### GIVEN REQUEST
Print out the material that follows word for word.

[Raw records]

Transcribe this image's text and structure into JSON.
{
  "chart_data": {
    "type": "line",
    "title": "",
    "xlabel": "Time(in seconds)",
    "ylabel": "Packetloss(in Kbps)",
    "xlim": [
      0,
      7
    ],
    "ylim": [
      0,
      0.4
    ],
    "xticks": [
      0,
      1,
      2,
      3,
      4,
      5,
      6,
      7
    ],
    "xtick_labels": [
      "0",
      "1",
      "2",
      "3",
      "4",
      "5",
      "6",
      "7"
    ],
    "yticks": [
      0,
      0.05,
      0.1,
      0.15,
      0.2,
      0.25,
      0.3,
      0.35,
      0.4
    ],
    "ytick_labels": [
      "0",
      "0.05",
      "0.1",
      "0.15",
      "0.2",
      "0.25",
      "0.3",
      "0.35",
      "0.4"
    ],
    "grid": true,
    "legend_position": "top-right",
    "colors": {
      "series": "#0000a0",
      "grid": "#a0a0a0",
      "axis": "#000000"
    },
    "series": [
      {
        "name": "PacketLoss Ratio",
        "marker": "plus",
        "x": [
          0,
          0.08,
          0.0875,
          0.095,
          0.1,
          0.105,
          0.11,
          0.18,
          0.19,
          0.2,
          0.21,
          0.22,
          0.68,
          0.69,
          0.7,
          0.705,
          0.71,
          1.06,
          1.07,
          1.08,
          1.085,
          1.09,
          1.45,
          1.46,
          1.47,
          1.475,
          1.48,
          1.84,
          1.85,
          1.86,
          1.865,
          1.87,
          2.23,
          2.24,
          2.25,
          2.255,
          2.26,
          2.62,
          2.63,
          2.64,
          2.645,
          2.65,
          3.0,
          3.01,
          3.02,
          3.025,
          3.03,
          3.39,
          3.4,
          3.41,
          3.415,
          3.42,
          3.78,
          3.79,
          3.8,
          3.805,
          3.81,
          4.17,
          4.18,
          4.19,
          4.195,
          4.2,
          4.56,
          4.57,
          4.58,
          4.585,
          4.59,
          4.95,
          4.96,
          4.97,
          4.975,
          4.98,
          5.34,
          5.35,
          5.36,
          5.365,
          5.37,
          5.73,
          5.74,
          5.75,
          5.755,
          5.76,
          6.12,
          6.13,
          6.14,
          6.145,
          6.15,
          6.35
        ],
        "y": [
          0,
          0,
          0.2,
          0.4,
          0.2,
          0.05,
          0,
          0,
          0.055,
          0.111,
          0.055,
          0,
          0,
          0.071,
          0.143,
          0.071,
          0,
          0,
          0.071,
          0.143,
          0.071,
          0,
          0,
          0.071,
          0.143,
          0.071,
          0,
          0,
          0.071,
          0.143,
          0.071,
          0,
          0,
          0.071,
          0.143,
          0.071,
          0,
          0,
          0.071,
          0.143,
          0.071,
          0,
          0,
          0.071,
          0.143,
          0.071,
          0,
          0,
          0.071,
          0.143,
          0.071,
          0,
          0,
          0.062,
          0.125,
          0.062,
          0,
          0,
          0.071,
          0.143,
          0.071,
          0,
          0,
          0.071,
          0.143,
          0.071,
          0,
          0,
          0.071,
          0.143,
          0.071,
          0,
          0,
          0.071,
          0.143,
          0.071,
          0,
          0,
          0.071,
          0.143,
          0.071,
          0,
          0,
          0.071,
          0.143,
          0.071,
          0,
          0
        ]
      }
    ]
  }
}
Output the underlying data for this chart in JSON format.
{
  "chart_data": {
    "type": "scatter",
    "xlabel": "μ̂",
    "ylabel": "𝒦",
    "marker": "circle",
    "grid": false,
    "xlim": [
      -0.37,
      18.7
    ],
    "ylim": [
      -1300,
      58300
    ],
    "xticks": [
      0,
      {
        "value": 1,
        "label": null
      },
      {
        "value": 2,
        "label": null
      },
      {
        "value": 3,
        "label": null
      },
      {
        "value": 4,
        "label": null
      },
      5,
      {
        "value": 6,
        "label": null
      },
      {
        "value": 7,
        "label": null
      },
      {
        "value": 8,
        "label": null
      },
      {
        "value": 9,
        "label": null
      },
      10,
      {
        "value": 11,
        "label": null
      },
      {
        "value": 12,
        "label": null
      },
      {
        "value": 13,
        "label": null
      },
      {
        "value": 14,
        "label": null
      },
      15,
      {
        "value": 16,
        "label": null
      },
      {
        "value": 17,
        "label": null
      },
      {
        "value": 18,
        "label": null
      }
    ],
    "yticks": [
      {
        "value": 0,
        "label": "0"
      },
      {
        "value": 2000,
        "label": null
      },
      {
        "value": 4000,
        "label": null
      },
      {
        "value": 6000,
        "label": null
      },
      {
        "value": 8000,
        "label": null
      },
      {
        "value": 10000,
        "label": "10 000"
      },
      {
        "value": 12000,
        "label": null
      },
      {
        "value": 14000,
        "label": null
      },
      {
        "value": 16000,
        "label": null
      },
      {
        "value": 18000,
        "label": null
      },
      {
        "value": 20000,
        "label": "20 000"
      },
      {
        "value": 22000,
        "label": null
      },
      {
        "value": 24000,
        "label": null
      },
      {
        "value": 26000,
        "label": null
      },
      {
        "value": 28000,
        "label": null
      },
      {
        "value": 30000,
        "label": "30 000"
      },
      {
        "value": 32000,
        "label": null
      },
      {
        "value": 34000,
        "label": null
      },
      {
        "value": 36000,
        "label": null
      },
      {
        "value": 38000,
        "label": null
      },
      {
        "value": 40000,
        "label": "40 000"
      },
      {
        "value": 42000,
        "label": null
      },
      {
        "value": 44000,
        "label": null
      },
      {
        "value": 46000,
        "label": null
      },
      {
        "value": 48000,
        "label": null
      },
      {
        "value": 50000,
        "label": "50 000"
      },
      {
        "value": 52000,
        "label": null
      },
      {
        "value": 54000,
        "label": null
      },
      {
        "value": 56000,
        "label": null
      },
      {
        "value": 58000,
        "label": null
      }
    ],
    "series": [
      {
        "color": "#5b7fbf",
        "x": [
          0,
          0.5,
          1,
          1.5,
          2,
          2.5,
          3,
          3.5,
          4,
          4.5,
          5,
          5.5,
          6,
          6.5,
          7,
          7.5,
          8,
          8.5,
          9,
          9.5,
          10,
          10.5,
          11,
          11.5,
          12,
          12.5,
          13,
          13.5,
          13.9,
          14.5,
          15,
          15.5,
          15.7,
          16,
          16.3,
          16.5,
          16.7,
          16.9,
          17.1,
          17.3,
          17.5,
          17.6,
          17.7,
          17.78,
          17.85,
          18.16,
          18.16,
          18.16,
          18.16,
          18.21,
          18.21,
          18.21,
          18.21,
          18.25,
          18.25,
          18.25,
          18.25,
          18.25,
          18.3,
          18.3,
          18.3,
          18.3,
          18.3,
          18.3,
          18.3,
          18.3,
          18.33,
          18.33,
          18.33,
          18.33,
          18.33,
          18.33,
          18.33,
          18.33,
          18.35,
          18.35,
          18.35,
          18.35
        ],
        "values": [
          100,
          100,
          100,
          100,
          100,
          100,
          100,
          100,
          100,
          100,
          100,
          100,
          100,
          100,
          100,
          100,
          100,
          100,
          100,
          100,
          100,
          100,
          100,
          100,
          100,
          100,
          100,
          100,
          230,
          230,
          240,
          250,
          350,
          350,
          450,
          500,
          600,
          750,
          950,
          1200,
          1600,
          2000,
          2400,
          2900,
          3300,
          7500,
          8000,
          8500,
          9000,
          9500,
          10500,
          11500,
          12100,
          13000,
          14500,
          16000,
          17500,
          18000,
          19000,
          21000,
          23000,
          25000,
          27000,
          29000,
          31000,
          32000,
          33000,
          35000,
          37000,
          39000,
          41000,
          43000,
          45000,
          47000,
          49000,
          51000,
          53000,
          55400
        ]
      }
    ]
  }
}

### FINAL ANSWER
Transcribe this image's text and structure into JSON.
{
  "chart_data": {
    "type": "line",
    "title": "",
    "xlabel": "Time(in seconds)",
    "ylabel": "Packetloss(in Kbps)",
    "xlim": [
      0,
      7
    ],
    "ylim": [
      0,
      0.4
    ],
    "xticks": [
      0,
      1,
      2,
      3,
      4,
      5,
      6,
      7
    ],
    "xtick_labels": [
      "0",
      "1",
      "2",
      "3",
      "4",
      "5",
      "6",
      "7"
    ],
    "yticks": [
      0,
      0.05,
      0.1,
      0.15,
      0.2,
      0.25,
      0.3,
      0.35,
      0.4
    ],
    "ytick_labels": [
      "0",
      "0.05",
      "0.1",
      "0.15",
      "0.2",
      "0.25",
      "0.3",
      "0.35",
      "0.4"
    ],
    "grid": true,
    "legend_position": "top-right",
    "colors": {
      "series": "#0000a0",
      "grid": "#a0a0a0",
      "axis": "#000000"
    },
    "series": [
      {
        "name": "PacketLoss Ratio",
        "marker": "plus",
        "x": [
          0,
          0.08,
          0.0875,
          0.095,
          0.1,
          0.105,
          0.11,
          0.18,
          0.19,
          0.2,
          0.21,
          0.22,
          0.68,
          0.69,
          0.7,
          0.705,
          0.71,
          1.06,
          1.07,
          1.08,
          1.085,
          1.09,
          1.45,
          1.46,
          1.47,
          1.475,
          1.48,
          1.84,
          1.85,
          1.86,
          1.865,
          1.87,
          2.23,
          2.24,
          2.25,
          2.255,
          2.26,
          2.62,
          2.63,
          2.64,
          2.645,
          2.65,
          3.0,
          3.01,
          3.02,
          3.025,
          3.03,
          3.39,
          3.4,
          3.41,
          3.415,
          3.42,
          3.78,
          3.79,
          3.8,
          3.805,
          3.81,
          4.17,
          4.18,
          4.19,
          4.195,
          4.2,
          4.56,
          4.57,
          4.58,
          4.585,
          4.59,
          4.95,
          4.96,
          4.97,
          4.975,
          4.98,
          5.34,
          5.35,
          5.36,
          5.365,
          5.37,
          5.73,
          5.74,
          5.75,
          5.755,
          5.76,
          6.12,
          6.13,
          6.14,
          6.145,
          6.15,
          6.35
        ],
        "y": [
          0,
          0,
          0.2,
          0.4,
          0.2,
          0.05,
          0,
          0,
          0.055,
          0.111,
          0.055,
          0,
          0,
          0.071,
          0.143,
          0.071,
          0,
          0,
          0.071,
          0.143,
          0.071,
          0,
          0,
          0.071,
          0.143,
          0.071,
          0,
          0,
          0.071,
          0.143,
          0.071,
          0,
          0,
          0.071,
          0.143,
          0.071,
          0,
          0,
          0.071,
          0.143,
          0.071,
          0,
          0,
          0.071,
          0.143,
          0.071,
          0,
          0,
          0.071,
          0.143,
          0.071,
          0,
          0,
          0.062,
          0.125,
          0.062,
          0,
          0,
          0.071,
          0.143,
          0.071,
          0,
          0,
          0.071,
          0.143,
          0.071,
          0,
          0,
          0.071,
          0.143,
          0.071,
          0,
          0,
          0.071,
          0.143,
          0.071,
          0,
          0,
          0.071,
          0.143,
          0.071,
          0,
          0,
          0.071,
          0.143,
          0.071,
          0,
          0
        ]
      }
    ]
  }
}
Output the underlying data for this chart in JSON format.
{
  "chart_data": {
    "type": "scatter",
    "xlabel": "μ̂",
    "ylabel": "𝒦",
    "marker": "circle",
    "grid": false,
    "xlim": [
      -0.37,
      18.7
    ],
    "ylim": [
      -1300,
      58300
    ],
    "xticks": [
      0,
      {
        "value": 1,
        "label": null
      },
      {
        "value": 2,
        "label": null
      },
      {
        "value": 3,
        "label": null
      },
      {
        "value": 4,
        "label": null
      },
      5,
      {
        "value": 6,
        "label": null
      },
      {
        "value": 7,
        "label": null
      },
      {
        "value": 8,
        "label": null
      },
      {
        "value": 9,
        "label": null
      },
      10,
      {
        "value": 11,
        "label": null
      },
      {
        "value": 12,
        "label": null
      },
      {
        "value": 13,
        "label": null
      },
      {
        "value": 14,
        "label": null
      },
      15,
      {
        "value": 16,
        "label": null
      },
      {
        "value": 17,
        "label": null
      },
      {
        "value": 18,
        "label": null
      }
    ],
    "yticks": [
      {
        "value": 0,
        "label": "0"
      },
      {
        "value": 2000,
        "label": null
      },
      {
        "value": 4000,
        "label": null
      },
      {
        "value": 6000,
        "label": null
      },
      {
        "value": 8000,
        "label": null
      },
      {
        "value": 10000,
        "label": "10 000"
      },
      {
        "value": 12000,
        "label": null
      },
      {
        "value": 14000,
        "label": null
      },
      {
        "value": 16000,
        "label": null
      },
      {
        "value": 18000,
        "label": null
      },
      {
        "value": 20000,
        "label": "20 000"
      },
      {
        "value": 22000,
        "label": null
      },
      {
        "value": 24000,
        "label": null
      },
      {
        "value": 26000,
        "label": null
      },
      {
        "value": 28000,
        "label": null
      },
      {
        "value": 30000,
        "label": "30 000"
      },
      {
        "value": 32000,
        "label": null
      },
      {
        "value": 34000,
        "label": null
      },
      {
        "value": 36000,
        "label": null
      },
      {
        "value": 38000,
        "label": null
      },
      {
        "value": 40000,
        "label": "40 000"
      },
      {
        "value": 42000,
        "label": null
      },
      {
        "value": 44000,
        "label": null
      },
      {
        "value": 46000,
        "label": null
      },
      {
        "value": 48000,
        "label": null
      },
      {
        "value": 50000,
        "label": "50 000"
      },
      {
        "value": 52000,
        "label": null
      },
      {
        "value": 54000,
        "label": null
      },
      {
        "value": 56000,
        "label": null
      },
      {
        "value": 58000,
        "label": null
      }
    ],
    "series": [
      {
        "color": "#5b7fbf",
        "x": [
          0,
          0.5,
          1,
          1.5,
          2,
          2.5,
          3,
          3.5,
          4,
          4.5,
          5,
          5.5,
          6,
          6.5,
          7,
          7.5,
          8,
          8.5,
          9,
          9.5,
          10,
          10.5,
          11,
          11.5,
          12,
          12.5,
          13,
          13.5,
          13.9,
          14.5,
          15,
          15.5,
          15.7,
          16,
          16.3,
          16.5,
          16.7,
          16.9,
          17.1,
          17.3,
          17.5,
          17.6,
          17.7,
          17.78,
          17.85,
          18.16,
          18.16,
          18.16,
          18.16,
          18.21,
          18.21,
          18.21,
          18.21,
          18.25,
          18.25,
          18.25,
          18.25,
          18.25,
          18.3,
          18.3,
          18.3,
          18.3,
          18.3,
          18.3,
          18.3,
          18.3,
          18.33,
          18.33,
          18.33,
          18.33,
          18.33,
          18.33,
          18.33,
          18.33,
          18.35,
          18.35,
          18.35,
          18.35
        ],
        "values": [
          100,
          100,
          100,
          100,
          100,
          100,
          100,
          100,
          100,
          100,
          100,
          100,
          100,
          100,
          100,
          100,
          100,
          100,
          100,
          100,
          100,
          100,
          100,
          100,
          100,
          100,
          100,
          100,
          230,
          230,
          240,
          250,
          350,
          350,
          450,
          500,
          600,
          750,
          950,
          1200,
          1600,
          2000,
          2400,
          2900,
          3300,
          7500,
          8000,
          8500,
          9000,
          9500,
          10500,
          11500,
          12100,
          13000,
          14500,
          16000,
          17500,
          18000,
          19000,
          21000,
          23000,
          25000,
          27000,
          29000,
          31000,
          32000,
          33000,
          35000,
          37000,
          39000,
          41000,
          43000,
          45000,
          47000,
          49000,
          51000,
          53000,
          55400
        ]
      }
    ]
  }
}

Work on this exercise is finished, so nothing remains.